=== Exercise aim ===
Copy every entry exactly as given, minus the images.

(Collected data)
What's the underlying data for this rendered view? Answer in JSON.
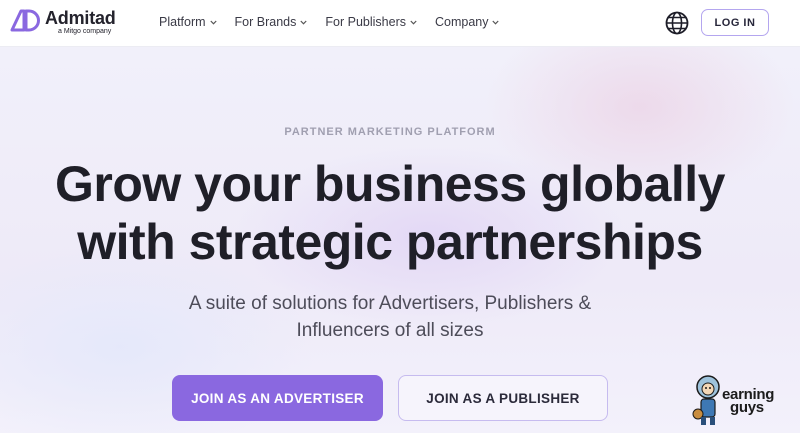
{
  "brand": {
    "name": "Admitad",
    "tagline": "a Mitgo company",
    "accent": "#8a68e0"
  },
  "nav": {
    "items": [
      {
        "label": "Platform"
      },
      {
        "label": "For Brands"
      },
      {
        "label": "For Publishers"
      },
      {
        "label": "Company"
      }
    ]
  },
  "header": {
    "login_label": "LOG IN",
    "globe_icon": "globe-icon"
  },
  "hero": {
    "eyebrow": "PARTNER MARKETING PLATFORM",
    "headline_line1": "Grow your business globally",
    "headline_line2": "with strategic partnerships",
    "sub_line1": "A suite of solutions for Advertisers, Publishers &",
    "sub_line2": "Influencers of all sizes",
    "cta_advertiser": "JOIN AS AN ADVERTISER",
    "cta_publisher": "JOIN AS A PUBLISHER"
  },
  "watermark": {
    "line1": "earning",
    "line2": "guys"
  }
}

=== Reply ===
What's the underlying data for this rendered view? Answer in JSON.
{
  "brand": {
    "name": "Admitad",
    "tagline": "a Mitgo company",
    "accent": "#8a68e0"
  },
  "nav": {
    "items": [
      {
        "label": "Platform"
      },
      {
        "label": "For Brands"
      },
      {
        "label": "For Publishers"
      },
      {
        "label": "Company"
      }
    ]
  },
  "header": {
    "login_label": "LOG IN",
    "globe_icon": "globe-icon"
  },
  "hero": {
    "eyebrow": "PARTNER MARKETING PLATFORM",
    "headline_line1": "Grow your business globally",
    "headline_line2": "with strategic partnerships",
    "sub_line1": "A suite of solutions for Advertisers, Publishers &",
    "sub_line2": "Influencers of all sizes",
    "cta_advertiser": "JOIN AS AN ADVERTISER",
    "cta_publisher": "JOIN AS A PUBLISHER"
  },
  "watermark": {
    "line1": "earning",
    "line2": "guys"
  }
}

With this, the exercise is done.